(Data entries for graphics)
^^^^^^^^
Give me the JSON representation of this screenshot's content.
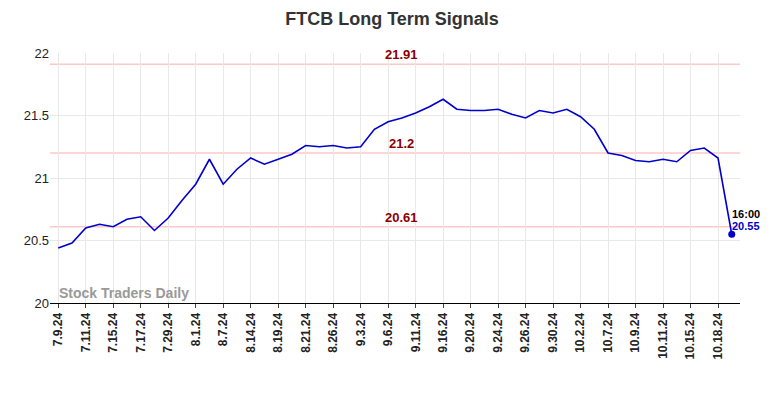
{
  "chart_data": {
    "type": "line",
    "title": "FTCB Long Term Signals",
    "categories": [
      "7.9.24",
      null,
      "7.11.24",
      null,
      "7.15.24",
      null,
      "7.17.24",
      null,
      "7.29.24",
      null,
      "8.1.24",
      null,
      "8.7.24",
      null,
      "8.14.24",
      null,
      "8.19.24",
      null,
      "8.21.24",
      null,
      "8.26.24",
      null,
      "9.3.24",
      null,
      "9.6.24",
      null,
      "9.11.24",
      null,
      "9.16.24",
      null,
      "9.20.24",
      null,
      "9.24.24",
      null,
      "9.26.24",
      null,
      "9.30.24",
      null,
      "10.2.24",
      null,
      "10.7.24",
      null,
      "10.9.24",
      null,
      "10.11.24",
      null,
      "10.15.24",
      null,
      "10.18.24",
      null
    ],
    "values": [
      20.44,
      20.48,
      20.6,
      20.63,
      20.61,
      20.67,
      20.69,
      20.58,
      20.68,
      20.82,
      20.95,
      21.15,
      20.95,
      21.07,
      21.16,
      21.11,
      21.15,
      21.19,
      21.26,
      21.25,
      21.26,
      21.24,
      21.25,
      21.39,
      21.45,
      21.48,
      21.52,
      21.57,
      21.63,
      21.55,
      21.54,
      21.54,
      21.55,
      21.51,
      21.48,
      21.54,
      21.52,
      21.55,
      21.49,
      21.39,
      21.2,
      21.18,
      21.14,
      21.13,
      21.15,
      21.13,
      21.22,
      21.24,
      21.16,
      20.55
    ],
    "color": "#0000cc",
    "ylim": [
      20,
      22
    ],
    "yticks": [
      20,
      20.5,
      21,
      21.5,
      22
    ],
    "grid": true,
    "levels": {
      "values": [
        21.91,
        21.2,
        20.61
      ],
      "color": "#ffc8c8",
      "label_color": "#8b0000"
    },
    "annotations": [
      "16:00",
      "20.55"
    ],
    "watermark": "Stock Traders Daily"
  }
}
^^^^^^^^
__REQUIREMENT__: Retype all the records shown above, character for character. Omit every picture.

__RESPONSE TO THE TASK__:
Give me the JSON representation of this screenshot's content.
{
  "chart_data": {
    "type": "line",
    "title": "FTCB Long Term Signals",
    "categories": [
      "7.9.24",
      null,
      "7.11.24",
      null,
      "7.15.24",
      null,
      "7.17.24",
      null,
      "7.29.24",
      null,
      "8.1.24",
      null,
      "8.7.24",
      null,
      "8.14.24",
      null,
      "8.19.24",
      null,
      "8.21.24",
      null,
      "8.26.24",
      null,
      "9.3.24",
      null,
      "9.6.24",
      null,
      "9.11.24",
      null,
      "9.16.24",
      null,
      "9.20.24",
      null,
      "9.24.24",
      null,
      "9.26.24",
      null,
      "9.30.24",
      null,
      "10.2.24",
      null,
      "10.7.24",
      null,
      "10.9.24",
      null,
      "10.11.24",
      null,
      "10.15.24",
      null,
      "10.18.24",
      null
    ],
    "values": [
      20.44,
      20.48,
      20.6,
      20.63,
      20.61,
      20.67,
      20.69,
      20.58,
      20.68,
      20.82,
      20.95,
      21.15,
      20.95,
      21.07,
      21.16,
      21.11,
      21.15,
      21.19,
      21.26,
      21.25,
      21.26,
      21.24,
      21.25,
      21.39,
      21.45,
      21.48,
      21.52,
      21.57,
      21.63,
      21.55,
      21.54,
      21.54,
      21.55,
      21.51,
      21.48,
      21.54,
      21.52,
      21.55,
      21.49,
      21.39,
      21.2,
      21.18,
      21.14,
      21.13,
      21.15,
      21.13,
      21.22,
      21.24,
      21.16,
      20.55
    ],
    "color": "#0000cc",
    "ylim": [
      20,
      22
    ],
    "yticks": [
      20,
      20.5,
      21,
      21.5,
      22
    ],
    "grid": true,
    "levels": {
      "values": [
        21.91,
        21.2,
        20.61
      ],
      "color": "#ffc8c8",
      "label_color": "#8b0000"
    },
    "annotations": [
      "16:00",
      "20.55"
    ],
    "watermark": "Stock Traders Daily"
  }
}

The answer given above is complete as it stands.